━━━━━ DATA FOR THE TASK ━━━━━

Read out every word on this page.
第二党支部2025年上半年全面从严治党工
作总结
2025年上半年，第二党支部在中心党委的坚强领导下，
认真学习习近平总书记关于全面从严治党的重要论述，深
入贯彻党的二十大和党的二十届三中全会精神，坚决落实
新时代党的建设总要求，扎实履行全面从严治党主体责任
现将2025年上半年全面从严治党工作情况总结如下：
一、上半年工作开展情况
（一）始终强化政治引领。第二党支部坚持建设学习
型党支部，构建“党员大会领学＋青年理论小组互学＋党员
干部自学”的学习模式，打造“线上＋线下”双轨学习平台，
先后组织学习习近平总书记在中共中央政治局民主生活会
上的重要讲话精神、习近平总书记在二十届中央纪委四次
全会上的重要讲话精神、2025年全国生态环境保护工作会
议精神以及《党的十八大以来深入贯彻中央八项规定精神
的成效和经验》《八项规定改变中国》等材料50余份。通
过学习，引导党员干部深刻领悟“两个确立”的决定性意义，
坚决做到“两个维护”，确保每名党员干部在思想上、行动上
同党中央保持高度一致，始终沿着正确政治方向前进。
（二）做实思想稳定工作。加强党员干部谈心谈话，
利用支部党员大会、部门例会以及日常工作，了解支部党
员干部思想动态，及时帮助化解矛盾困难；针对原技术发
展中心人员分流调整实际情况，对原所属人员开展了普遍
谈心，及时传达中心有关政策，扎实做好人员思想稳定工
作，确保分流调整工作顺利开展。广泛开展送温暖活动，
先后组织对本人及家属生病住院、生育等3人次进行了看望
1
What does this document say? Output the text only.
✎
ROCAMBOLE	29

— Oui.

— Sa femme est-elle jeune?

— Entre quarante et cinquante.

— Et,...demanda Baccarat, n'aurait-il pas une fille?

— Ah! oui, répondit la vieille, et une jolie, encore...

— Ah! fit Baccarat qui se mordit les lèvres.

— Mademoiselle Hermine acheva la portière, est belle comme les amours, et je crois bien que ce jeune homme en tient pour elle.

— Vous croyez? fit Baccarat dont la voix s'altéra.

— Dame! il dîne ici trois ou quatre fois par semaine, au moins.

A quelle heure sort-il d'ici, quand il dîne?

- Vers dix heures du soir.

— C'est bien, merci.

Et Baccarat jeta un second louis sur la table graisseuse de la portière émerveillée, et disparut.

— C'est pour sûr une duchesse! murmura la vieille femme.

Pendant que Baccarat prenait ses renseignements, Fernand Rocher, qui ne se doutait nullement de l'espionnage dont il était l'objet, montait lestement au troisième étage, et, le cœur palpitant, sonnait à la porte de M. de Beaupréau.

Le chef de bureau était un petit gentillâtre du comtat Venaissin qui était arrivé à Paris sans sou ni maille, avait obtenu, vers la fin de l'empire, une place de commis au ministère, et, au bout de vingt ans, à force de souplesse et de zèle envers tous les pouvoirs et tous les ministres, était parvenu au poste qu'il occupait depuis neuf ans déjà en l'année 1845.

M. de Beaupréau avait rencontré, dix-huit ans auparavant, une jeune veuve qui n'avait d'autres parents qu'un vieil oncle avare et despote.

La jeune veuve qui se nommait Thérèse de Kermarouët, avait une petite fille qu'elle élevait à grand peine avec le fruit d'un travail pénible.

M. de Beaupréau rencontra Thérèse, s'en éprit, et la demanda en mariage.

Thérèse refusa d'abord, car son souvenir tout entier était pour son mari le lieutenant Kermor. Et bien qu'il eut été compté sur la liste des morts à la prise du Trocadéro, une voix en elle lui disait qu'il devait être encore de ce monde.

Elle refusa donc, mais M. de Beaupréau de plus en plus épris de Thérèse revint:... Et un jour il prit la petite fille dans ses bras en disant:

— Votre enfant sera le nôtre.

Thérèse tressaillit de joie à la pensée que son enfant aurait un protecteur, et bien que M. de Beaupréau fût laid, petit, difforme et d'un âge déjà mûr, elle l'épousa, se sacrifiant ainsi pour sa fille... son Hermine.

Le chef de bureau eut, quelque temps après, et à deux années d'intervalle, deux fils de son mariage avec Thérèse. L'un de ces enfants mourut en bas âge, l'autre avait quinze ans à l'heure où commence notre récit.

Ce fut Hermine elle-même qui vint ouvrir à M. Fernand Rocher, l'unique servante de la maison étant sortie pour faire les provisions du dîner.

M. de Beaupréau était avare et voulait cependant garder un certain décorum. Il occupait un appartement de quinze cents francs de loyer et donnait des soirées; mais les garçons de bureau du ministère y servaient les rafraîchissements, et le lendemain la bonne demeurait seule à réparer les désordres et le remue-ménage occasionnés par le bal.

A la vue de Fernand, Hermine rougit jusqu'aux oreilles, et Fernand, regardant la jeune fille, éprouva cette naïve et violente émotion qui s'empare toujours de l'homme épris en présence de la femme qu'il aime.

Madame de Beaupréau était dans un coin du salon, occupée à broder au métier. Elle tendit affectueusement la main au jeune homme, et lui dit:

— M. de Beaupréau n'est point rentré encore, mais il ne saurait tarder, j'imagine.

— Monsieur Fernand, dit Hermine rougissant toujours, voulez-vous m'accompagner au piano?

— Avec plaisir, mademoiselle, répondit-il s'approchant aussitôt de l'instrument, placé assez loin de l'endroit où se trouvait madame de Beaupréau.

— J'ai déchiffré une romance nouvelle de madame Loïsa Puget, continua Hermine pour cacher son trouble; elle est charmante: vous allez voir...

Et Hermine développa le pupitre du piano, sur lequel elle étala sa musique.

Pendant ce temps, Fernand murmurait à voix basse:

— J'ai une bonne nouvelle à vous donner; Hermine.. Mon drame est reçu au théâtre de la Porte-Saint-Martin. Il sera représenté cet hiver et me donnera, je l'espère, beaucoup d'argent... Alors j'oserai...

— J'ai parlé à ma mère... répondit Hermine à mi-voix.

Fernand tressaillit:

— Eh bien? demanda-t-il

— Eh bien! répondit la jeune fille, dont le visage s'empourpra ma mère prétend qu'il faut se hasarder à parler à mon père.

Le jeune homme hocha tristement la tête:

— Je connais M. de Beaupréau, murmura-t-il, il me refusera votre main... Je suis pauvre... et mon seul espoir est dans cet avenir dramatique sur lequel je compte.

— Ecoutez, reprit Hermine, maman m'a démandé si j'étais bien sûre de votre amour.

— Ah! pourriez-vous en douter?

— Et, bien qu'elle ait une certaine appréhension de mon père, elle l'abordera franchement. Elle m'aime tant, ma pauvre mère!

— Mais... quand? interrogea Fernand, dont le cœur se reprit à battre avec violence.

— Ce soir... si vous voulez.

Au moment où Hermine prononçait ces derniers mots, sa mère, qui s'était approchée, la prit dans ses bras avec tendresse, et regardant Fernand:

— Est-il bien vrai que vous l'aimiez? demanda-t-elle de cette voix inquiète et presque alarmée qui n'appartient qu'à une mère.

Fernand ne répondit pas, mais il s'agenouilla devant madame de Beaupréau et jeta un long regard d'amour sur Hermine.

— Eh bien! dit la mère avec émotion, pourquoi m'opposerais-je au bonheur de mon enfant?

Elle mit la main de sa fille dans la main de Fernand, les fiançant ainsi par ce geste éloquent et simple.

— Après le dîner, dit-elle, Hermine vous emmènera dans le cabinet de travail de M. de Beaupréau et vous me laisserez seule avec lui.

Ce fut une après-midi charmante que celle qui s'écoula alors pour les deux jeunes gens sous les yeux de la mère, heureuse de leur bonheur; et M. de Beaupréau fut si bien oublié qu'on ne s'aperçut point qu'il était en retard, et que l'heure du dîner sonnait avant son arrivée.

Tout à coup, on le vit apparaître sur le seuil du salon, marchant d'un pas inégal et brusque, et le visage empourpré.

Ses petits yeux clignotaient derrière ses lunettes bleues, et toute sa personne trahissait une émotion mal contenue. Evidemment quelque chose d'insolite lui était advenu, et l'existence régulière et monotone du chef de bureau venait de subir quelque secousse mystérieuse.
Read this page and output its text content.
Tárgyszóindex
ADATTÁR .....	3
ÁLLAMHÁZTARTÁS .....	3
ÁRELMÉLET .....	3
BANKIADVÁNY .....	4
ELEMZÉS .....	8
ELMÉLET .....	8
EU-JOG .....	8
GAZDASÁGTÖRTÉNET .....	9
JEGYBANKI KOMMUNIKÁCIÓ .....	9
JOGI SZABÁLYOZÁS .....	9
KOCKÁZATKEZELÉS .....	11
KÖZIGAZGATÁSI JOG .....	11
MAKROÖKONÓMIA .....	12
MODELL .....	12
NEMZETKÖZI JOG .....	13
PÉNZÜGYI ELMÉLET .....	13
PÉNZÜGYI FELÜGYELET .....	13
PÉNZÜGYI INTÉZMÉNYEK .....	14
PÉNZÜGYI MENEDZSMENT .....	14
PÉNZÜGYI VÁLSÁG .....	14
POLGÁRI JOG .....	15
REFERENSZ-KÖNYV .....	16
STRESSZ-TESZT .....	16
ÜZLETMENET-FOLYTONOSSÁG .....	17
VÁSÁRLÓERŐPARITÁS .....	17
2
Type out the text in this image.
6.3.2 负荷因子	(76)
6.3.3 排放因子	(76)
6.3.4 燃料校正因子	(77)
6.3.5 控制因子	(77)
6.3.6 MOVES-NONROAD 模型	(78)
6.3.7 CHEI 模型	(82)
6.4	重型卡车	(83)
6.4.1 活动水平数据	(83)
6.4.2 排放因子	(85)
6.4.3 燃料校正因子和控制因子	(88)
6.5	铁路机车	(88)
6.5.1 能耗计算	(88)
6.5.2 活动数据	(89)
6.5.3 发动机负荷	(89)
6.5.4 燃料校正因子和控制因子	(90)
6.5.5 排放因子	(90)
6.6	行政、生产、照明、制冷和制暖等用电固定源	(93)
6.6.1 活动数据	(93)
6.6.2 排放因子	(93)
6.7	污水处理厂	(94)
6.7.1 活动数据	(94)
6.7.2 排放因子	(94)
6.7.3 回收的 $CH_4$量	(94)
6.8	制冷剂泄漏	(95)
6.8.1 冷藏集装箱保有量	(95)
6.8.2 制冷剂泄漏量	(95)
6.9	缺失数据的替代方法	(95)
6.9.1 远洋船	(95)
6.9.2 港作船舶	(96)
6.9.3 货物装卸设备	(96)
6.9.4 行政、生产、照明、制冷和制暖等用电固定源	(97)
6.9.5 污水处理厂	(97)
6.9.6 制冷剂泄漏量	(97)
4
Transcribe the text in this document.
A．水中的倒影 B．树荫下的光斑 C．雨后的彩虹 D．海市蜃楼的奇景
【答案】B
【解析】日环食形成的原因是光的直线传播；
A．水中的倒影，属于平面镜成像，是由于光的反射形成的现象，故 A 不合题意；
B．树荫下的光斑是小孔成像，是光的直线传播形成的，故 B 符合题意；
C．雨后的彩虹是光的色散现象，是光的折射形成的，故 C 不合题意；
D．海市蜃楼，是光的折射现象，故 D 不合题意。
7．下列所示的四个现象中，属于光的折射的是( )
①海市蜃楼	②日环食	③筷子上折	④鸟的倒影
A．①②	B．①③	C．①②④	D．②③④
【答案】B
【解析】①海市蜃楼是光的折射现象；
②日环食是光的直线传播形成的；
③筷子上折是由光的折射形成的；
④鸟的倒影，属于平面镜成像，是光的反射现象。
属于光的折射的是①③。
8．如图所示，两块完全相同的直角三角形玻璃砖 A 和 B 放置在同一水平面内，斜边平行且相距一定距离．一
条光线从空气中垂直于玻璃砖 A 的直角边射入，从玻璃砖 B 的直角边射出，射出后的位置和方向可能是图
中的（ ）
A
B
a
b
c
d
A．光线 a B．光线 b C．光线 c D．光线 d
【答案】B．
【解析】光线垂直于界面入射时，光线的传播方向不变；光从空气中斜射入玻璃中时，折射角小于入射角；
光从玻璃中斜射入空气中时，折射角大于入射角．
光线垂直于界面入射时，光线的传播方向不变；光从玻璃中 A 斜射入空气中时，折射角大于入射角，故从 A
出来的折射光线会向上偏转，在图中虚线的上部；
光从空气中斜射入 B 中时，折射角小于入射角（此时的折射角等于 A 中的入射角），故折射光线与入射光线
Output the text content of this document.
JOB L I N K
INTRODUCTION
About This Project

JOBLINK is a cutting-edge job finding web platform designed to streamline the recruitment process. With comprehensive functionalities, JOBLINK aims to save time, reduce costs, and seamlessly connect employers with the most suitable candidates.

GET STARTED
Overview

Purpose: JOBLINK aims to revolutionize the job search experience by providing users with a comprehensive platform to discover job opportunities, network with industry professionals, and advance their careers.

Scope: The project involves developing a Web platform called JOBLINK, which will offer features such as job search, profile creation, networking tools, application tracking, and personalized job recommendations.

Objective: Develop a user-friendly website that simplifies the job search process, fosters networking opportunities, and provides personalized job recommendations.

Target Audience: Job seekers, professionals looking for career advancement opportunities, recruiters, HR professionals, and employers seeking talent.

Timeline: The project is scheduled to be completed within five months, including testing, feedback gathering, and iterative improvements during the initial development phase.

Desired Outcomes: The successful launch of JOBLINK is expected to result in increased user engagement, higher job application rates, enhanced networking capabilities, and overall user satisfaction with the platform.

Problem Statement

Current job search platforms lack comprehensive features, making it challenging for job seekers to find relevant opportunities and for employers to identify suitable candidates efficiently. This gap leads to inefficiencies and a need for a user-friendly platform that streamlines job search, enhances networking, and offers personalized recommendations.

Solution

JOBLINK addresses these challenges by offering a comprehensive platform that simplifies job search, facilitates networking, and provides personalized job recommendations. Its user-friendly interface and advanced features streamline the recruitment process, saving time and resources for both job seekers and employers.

━━━━━

● **TASK INSTRUCTIONS**: Search the data for the string "quand" and copy each line where it appears.

● **COMPLETE OUTPUT**:
A quelle heure sort-il d'ici, quand il dîne?
— Mais... quand? interrogea Fernand, dont le cœur se reprit à battre avec violence.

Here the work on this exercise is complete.